→ **Written exercise**
Copy each line below in which the string "color" occurs.

_ _ _

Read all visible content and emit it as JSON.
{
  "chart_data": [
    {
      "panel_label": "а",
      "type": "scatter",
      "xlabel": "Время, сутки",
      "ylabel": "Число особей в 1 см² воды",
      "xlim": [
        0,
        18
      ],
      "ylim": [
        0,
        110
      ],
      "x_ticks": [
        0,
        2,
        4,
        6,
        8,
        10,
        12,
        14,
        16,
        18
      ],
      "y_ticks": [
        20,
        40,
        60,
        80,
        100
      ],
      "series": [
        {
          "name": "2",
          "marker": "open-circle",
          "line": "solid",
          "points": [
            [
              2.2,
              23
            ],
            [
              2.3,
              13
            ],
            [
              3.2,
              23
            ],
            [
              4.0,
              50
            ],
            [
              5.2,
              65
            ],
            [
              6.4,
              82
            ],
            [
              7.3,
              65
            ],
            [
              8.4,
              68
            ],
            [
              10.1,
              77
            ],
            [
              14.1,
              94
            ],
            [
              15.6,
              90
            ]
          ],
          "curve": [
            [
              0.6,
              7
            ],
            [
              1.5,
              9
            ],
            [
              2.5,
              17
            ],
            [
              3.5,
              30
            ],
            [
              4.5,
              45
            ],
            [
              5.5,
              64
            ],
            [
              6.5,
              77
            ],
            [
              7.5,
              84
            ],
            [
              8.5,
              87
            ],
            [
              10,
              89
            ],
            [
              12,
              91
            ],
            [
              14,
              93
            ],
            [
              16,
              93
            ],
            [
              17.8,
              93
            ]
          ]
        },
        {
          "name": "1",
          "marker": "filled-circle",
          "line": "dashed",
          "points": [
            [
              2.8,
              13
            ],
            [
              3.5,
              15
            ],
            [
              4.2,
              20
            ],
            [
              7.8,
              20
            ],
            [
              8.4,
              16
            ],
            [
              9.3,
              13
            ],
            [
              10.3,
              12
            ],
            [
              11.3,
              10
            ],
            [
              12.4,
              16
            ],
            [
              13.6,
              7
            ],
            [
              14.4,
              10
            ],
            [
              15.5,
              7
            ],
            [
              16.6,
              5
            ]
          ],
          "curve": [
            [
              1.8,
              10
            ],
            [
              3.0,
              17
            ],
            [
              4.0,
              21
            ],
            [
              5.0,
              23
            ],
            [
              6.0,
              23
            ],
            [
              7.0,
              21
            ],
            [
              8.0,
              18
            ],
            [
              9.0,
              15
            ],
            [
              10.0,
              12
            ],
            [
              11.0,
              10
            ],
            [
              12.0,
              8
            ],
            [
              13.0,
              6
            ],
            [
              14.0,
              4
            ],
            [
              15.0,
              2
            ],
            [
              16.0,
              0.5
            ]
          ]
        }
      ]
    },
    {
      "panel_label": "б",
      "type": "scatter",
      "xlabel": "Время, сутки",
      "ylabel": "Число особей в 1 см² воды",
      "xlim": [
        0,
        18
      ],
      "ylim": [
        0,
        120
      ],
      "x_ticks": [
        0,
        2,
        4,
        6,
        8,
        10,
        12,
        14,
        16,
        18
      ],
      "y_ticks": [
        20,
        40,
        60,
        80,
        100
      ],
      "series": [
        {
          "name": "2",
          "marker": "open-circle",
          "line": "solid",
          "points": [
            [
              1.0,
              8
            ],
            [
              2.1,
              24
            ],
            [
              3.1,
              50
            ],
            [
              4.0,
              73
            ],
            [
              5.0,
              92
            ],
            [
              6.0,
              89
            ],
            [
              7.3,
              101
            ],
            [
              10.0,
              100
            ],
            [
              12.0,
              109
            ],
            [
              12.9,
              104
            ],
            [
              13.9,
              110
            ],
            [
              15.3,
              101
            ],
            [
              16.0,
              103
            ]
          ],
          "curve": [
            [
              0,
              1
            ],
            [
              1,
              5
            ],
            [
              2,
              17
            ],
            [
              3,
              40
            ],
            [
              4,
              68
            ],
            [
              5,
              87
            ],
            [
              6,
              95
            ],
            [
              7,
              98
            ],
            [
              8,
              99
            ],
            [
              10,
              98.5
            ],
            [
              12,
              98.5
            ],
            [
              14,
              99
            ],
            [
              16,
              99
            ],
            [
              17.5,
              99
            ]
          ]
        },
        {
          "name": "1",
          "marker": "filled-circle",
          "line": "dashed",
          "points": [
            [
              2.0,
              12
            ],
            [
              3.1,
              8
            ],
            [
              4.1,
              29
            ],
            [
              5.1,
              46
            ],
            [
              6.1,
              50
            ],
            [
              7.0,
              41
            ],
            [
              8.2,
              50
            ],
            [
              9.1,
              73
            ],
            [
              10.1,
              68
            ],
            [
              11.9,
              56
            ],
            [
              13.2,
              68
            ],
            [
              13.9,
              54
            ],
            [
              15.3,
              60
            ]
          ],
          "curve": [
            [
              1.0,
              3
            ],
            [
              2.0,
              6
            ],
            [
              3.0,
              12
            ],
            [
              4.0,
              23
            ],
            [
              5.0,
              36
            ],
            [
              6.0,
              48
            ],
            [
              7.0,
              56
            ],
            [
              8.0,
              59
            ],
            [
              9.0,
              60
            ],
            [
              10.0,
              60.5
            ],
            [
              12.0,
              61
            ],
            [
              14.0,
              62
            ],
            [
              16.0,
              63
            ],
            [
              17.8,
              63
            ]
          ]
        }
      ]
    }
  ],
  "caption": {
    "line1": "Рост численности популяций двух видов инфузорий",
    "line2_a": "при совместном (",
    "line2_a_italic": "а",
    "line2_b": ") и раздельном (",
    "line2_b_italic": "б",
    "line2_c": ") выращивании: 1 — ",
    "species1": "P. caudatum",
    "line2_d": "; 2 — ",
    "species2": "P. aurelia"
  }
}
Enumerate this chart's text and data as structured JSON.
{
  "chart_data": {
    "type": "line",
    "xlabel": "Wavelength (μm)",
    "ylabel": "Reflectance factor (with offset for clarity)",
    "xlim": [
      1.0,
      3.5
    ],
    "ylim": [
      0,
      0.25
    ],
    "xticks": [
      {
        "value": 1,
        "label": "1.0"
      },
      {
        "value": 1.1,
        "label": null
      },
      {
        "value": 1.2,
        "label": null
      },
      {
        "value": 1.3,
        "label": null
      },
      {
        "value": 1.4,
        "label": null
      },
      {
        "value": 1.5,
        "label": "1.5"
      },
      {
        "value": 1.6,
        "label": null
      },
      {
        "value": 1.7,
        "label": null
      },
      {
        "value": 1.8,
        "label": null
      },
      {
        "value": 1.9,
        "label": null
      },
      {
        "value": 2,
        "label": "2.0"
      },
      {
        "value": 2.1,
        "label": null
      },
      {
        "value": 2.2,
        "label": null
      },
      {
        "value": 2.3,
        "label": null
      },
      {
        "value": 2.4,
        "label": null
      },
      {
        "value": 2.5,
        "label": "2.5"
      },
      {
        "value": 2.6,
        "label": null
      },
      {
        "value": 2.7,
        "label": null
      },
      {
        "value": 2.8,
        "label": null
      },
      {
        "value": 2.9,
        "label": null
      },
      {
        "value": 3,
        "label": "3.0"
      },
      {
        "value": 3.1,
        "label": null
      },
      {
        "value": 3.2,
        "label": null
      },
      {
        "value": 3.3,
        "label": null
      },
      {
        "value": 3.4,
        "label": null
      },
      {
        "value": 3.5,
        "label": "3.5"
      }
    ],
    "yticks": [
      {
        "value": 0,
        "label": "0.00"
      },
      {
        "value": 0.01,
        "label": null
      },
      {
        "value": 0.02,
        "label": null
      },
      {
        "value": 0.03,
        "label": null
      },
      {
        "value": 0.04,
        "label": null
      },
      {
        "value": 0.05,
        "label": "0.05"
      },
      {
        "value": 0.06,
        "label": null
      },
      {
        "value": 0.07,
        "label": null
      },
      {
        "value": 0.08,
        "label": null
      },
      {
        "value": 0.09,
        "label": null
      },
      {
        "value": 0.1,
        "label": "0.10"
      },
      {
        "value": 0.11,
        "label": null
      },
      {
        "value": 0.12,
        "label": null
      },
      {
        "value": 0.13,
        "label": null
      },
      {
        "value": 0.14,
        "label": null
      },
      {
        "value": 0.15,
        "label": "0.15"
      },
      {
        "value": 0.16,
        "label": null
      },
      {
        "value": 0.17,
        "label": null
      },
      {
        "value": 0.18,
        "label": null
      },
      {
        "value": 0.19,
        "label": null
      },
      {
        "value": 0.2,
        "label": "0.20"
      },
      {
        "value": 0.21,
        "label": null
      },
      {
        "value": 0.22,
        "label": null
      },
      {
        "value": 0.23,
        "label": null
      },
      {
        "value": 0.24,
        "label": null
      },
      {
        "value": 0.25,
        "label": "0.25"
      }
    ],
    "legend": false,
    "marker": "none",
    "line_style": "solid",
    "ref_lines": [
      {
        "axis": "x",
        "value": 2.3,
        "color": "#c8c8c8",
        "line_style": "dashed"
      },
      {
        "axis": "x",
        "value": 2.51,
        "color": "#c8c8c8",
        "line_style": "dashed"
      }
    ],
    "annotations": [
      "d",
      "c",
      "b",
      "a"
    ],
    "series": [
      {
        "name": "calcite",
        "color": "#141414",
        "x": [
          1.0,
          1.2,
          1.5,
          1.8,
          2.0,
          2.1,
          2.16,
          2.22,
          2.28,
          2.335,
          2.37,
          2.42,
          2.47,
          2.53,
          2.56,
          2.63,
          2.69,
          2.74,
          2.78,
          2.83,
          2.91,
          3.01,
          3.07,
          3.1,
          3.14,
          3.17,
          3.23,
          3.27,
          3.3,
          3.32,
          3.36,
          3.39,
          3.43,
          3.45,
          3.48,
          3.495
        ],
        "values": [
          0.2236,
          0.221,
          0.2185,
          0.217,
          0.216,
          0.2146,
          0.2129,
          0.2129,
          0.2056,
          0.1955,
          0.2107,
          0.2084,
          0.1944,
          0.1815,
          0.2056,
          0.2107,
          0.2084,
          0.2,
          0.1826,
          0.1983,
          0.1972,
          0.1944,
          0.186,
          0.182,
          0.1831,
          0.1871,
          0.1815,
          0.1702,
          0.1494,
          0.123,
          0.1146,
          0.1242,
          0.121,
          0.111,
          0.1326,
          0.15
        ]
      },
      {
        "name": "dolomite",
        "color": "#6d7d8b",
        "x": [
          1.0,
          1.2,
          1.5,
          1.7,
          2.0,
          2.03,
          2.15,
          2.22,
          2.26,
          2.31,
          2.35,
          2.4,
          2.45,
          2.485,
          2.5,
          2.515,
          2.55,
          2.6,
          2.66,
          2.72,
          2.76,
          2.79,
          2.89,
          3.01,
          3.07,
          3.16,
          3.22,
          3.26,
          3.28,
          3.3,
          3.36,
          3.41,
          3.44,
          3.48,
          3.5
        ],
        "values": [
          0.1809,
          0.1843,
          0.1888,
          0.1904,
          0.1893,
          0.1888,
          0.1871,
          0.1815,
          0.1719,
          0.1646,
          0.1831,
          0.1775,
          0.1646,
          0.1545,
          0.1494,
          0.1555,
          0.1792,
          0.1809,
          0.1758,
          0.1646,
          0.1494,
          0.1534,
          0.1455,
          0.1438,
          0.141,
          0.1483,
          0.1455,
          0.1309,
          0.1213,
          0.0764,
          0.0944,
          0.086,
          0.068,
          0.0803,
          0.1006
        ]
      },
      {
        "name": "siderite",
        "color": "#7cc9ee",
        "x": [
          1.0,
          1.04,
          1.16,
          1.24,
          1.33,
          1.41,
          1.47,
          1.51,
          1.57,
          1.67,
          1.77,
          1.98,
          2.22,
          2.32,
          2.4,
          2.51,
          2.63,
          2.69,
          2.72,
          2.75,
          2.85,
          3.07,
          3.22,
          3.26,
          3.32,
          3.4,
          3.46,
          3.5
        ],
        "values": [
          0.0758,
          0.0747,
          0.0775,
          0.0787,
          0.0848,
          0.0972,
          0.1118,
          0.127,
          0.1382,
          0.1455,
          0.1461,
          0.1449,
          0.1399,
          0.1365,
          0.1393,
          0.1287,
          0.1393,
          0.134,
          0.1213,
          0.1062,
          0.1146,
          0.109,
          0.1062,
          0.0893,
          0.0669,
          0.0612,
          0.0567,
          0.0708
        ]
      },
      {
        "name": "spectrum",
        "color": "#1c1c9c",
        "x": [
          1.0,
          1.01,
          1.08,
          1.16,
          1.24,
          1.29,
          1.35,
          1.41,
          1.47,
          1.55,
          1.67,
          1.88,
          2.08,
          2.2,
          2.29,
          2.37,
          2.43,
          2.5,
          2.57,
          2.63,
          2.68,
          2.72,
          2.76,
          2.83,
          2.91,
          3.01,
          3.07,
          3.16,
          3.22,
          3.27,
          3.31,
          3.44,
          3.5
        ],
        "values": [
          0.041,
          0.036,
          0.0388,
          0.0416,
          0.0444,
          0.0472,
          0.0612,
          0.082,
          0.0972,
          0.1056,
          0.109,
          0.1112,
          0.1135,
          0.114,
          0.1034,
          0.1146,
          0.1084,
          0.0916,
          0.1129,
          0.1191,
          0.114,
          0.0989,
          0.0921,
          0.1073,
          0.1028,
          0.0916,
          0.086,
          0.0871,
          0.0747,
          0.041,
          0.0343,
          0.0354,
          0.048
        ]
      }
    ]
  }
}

_ _ _

→ **Result of this task**
        "color": "#c8c8c8",
        "color": "#c8c8c8",
        "color": "#141414",
        "color": "#6d7d8b",
        "color": "#7cc9ee",
        "color": "#1c1c9c",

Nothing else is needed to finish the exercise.